> **AIM**
From the entries below, extract every line that includes the word "Dors".

----

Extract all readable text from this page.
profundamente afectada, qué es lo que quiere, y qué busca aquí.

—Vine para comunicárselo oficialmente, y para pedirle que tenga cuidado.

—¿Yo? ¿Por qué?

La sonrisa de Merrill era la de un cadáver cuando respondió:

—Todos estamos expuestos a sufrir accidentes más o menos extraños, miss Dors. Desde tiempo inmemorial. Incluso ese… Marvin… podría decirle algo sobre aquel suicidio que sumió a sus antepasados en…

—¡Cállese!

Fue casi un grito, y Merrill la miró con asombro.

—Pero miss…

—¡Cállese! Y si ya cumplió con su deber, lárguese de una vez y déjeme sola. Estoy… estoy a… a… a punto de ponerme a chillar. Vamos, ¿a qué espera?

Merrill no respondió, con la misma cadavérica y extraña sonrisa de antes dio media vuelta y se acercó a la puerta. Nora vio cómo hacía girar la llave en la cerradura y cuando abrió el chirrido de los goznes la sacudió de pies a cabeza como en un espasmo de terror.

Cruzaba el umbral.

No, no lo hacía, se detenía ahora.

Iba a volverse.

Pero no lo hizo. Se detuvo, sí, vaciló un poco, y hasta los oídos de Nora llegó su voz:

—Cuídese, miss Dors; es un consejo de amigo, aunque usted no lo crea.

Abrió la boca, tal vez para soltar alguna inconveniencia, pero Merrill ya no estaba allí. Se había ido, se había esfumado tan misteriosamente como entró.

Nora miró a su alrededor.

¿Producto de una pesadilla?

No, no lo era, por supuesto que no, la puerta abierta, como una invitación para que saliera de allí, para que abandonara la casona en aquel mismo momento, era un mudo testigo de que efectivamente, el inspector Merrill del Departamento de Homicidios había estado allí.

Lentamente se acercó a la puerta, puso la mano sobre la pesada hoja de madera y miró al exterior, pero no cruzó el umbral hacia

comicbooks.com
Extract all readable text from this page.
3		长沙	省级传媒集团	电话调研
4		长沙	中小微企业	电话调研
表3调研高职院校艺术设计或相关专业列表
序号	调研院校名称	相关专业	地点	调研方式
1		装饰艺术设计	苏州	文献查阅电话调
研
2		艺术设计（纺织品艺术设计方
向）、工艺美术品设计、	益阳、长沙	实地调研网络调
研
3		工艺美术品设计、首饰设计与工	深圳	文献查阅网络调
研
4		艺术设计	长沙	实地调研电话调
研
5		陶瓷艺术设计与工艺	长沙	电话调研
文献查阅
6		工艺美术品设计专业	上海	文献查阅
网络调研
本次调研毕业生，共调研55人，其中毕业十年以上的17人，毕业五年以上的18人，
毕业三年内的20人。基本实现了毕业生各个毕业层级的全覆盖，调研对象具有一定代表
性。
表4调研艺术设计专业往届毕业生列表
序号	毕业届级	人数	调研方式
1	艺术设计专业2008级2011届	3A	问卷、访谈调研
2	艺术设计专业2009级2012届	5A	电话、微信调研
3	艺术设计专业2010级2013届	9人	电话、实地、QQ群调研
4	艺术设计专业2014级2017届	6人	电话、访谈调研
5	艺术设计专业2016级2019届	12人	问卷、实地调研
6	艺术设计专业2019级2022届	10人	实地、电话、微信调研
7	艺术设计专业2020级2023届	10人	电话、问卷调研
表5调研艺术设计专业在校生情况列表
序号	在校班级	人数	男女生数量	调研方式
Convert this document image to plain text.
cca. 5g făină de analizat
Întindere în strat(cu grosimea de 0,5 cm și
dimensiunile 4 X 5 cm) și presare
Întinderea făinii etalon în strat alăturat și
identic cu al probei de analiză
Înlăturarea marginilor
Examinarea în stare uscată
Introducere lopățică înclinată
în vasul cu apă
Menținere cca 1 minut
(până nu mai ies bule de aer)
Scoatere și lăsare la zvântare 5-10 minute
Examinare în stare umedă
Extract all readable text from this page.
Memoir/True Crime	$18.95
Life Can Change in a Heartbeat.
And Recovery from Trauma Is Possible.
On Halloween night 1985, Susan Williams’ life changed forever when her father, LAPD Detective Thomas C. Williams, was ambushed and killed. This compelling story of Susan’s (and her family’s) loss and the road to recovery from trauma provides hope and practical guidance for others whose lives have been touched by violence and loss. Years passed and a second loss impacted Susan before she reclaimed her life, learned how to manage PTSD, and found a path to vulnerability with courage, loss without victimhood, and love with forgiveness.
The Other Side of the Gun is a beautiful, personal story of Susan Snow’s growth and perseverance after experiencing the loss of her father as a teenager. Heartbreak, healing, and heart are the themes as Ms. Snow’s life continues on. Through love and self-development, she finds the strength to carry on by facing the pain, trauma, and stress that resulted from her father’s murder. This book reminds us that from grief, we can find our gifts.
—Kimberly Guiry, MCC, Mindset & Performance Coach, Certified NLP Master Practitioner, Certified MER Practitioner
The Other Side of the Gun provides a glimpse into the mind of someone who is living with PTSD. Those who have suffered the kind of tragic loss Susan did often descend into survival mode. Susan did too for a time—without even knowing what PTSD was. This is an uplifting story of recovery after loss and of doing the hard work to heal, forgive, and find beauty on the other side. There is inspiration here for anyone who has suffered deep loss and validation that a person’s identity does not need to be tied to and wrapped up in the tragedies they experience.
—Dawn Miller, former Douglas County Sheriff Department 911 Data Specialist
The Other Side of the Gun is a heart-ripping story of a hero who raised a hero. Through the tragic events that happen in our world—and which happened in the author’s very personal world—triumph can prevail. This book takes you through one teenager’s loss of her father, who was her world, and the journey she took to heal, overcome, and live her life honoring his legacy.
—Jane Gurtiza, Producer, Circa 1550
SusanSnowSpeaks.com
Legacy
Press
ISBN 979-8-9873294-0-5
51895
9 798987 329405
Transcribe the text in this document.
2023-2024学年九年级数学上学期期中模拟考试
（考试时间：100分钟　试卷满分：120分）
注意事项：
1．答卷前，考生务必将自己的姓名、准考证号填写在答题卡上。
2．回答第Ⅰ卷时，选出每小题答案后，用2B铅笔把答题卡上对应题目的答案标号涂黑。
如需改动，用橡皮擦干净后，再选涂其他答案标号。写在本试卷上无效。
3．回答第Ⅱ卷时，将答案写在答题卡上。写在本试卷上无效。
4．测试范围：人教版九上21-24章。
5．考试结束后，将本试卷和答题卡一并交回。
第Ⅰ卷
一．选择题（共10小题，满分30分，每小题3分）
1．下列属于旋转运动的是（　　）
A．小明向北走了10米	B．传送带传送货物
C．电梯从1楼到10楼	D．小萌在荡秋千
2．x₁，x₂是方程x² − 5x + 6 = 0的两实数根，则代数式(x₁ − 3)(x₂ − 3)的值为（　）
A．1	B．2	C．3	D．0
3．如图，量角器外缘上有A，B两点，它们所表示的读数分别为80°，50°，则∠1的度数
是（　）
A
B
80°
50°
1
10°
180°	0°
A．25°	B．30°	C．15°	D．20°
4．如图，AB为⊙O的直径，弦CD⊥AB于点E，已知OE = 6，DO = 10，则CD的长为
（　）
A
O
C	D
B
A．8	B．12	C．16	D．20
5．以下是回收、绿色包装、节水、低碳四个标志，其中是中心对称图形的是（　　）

----

> **IN RESPONSE**
—Todos estamos expuestos a sufrir accidentes más o menos extraños, miss Dors. Desde tiempo inmemorial. Incluso ese… Marvin… podría decirle algo sobre aquel suicidio que sumió a sus antepasados en…
—Cuídese, miss Dors; es un consejo de amigo, aunque usted no lo crea.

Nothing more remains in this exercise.